Extracted records:
○ ○ ○
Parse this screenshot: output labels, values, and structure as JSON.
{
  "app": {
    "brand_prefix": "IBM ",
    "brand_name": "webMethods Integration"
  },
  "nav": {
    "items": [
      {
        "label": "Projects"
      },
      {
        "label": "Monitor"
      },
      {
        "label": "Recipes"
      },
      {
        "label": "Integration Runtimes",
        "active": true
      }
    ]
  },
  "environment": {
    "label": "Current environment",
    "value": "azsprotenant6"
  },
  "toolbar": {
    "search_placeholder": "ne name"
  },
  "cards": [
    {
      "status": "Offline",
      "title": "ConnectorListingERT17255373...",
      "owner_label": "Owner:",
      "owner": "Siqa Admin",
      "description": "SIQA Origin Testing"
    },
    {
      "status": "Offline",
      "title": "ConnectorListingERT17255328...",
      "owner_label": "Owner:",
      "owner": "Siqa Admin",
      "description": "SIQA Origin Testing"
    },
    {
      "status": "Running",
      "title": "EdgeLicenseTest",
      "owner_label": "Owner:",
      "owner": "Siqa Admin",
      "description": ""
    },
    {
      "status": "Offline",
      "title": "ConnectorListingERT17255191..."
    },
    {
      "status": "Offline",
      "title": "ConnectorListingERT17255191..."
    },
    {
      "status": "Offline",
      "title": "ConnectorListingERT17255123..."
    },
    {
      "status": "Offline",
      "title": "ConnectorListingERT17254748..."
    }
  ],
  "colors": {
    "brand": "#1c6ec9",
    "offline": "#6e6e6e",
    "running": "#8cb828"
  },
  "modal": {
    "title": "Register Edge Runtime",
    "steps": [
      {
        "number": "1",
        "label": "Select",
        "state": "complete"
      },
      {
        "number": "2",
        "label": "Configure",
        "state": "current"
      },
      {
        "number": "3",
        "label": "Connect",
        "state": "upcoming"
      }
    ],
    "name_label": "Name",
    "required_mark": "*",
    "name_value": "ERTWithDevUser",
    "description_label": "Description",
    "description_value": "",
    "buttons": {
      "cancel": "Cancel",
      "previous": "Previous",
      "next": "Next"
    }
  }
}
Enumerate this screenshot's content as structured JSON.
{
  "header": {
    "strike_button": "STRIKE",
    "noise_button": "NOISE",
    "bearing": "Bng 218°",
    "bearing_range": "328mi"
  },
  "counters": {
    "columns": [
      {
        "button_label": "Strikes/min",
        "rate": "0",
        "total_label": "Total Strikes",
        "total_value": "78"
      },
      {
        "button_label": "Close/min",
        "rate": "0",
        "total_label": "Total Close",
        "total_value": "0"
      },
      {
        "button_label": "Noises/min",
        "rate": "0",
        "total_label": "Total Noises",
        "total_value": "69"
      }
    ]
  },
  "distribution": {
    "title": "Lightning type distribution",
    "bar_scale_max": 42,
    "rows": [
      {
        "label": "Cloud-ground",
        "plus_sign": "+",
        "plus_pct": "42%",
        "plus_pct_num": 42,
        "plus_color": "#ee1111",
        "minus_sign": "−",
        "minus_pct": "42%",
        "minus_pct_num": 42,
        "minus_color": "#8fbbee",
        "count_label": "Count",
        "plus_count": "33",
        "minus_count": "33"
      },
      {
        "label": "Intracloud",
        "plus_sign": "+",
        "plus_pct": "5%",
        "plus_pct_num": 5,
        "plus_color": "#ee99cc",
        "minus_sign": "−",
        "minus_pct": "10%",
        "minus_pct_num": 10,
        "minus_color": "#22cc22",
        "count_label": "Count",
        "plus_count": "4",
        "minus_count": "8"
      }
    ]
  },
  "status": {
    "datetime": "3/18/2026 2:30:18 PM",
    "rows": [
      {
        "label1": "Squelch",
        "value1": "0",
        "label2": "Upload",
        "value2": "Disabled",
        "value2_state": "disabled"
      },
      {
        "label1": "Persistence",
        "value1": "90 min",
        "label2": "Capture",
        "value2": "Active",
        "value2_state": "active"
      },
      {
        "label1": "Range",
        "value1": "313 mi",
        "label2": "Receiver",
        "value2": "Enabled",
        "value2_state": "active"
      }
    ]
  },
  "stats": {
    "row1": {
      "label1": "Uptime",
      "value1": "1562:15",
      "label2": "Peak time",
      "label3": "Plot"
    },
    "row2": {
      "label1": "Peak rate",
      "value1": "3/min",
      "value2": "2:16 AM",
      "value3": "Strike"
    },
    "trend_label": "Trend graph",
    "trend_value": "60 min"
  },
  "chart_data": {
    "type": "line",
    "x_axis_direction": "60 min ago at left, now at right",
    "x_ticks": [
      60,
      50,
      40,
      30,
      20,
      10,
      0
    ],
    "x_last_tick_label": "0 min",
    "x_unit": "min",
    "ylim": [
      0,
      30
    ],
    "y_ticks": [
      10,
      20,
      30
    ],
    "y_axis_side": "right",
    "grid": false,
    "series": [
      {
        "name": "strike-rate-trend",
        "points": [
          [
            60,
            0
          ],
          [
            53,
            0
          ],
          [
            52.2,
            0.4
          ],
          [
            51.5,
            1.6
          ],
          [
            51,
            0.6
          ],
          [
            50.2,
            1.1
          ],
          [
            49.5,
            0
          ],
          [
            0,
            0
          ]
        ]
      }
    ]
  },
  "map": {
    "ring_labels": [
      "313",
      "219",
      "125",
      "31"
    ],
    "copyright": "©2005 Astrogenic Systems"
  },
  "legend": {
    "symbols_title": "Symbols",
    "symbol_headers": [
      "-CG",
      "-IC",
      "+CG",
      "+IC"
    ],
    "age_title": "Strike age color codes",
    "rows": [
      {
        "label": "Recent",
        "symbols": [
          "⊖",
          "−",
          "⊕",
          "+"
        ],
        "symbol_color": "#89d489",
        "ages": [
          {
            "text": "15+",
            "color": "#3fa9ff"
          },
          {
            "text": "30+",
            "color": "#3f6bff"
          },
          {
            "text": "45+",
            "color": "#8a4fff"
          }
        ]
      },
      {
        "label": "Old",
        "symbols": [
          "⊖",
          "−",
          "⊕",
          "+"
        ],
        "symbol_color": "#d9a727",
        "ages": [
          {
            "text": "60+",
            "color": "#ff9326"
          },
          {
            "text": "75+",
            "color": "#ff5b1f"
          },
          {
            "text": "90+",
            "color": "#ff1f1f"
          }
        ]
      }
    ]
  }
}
○ ○ ○
### Aim
Out of the records, collect only those lines that contain the string "environment".

### In response
  "environment": {
    "label": "Current environment",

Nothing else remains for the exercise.